◆ RECORDS PROVIDED ◆
● ● ●

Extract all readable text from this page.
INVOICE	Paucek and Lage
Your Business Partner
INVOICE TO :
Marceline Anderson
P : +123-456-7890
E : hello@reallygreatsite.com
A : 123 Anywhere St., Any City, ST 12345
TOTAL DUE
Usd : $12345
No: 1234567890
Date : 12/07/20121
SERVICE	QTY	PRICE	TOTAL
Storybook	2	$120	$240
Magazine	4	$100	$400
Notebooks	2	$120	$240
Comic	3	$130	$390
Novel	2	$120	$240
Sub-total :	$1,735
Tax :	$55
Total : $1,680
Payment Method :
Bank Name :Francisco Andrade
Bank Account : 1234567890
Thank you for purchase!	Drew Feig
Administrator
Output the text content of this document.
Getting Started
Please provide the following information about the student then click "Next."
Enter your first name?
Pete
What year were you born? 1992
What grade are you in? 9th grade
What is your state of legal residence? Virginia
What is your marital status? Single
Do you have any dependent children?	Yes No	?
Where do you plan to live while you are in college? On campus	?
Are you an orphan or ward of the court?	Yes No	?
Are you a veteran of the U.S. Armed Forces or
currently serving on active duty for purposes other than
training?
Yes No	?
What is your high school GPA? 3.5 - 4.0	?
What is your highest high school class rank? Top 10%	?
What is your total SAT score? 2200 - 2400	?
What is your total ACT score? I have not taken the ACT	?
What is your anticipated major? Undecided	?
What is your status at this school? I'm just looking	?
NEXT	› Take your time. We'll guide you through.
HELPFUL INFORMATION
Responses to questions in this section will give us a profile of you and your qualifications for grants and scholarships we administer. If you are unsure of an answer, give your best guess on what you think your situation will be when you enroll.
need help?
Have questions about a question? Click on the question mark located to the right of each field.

● ● ●

◆ DIRECTION ◆
Copy the data above exactly. Every line must be included.

◆ ANSWER BELOW ◆
Extract all readable text from this page.
INVOICE	Paucek and Lage
Your Business Partner
INVOICE TO :
Marceline Anderson
P : +123-456-7890
E : hello@reallygreatsite.com
A : 123 Anywhere St., Any City, ST 12345
TOTAL DUE
Usd : $12345
No: 1234567890
Date : 12/07/20121
SERVICE	QTY	PRICE	TOTAL
Storybook	2	$120	$240
Magazine	4	$100	$400
Notebooks	2	$120	$240
Comic	3	$130	$390
Novel	2	$120	$240
Sub-total :	$1,735
Tax :	$55
Total : $1,680
Payment Method :
Bank Name :Francisco Andrade
Bank Account : 1234567890
Thank you for purchase!	Drew Feig
Administrator
Output the text content of this document.
Getting Started
Please provide the following information about the student then click "Next."
Enter your first name?
Pete
What year were you born? 1992
What grade are you in? 9th grade
What is your state of legal residence? Virginia
What is your marital status? Single
Do you have any dependent children?	Yes No	?
Where do you plan to live while you are in college? On campus	?
Are you an orphan or ward of the court?	Yes No	?
Are you a veteran of the U.S. Armed Forces or
currently serving on active duty for purposes other than
training?
Yes No	?
What is your high school GPA? 3.5 - 4.0	?
What is your highest high school class rank? Top 10%	?
What is your total SAT score? 2200 - 2400	?
What is your total ACT score? I have not taken the ACT	?
What is your anticipated major? Undecided	?
What is your status at this school? I'm just looking	?
NEXT	› Take your time. We'll guide you through.
HELPFUL INFORMATION
Responses to questions in this section will give us a profile of you and your qualifications for grants and scholarships we administer. If you are unsure of an answer, give your best guess on what you think your situation will be when you enroll.
need help?
Have questions about a question? Click on the question mark located to the right of each field.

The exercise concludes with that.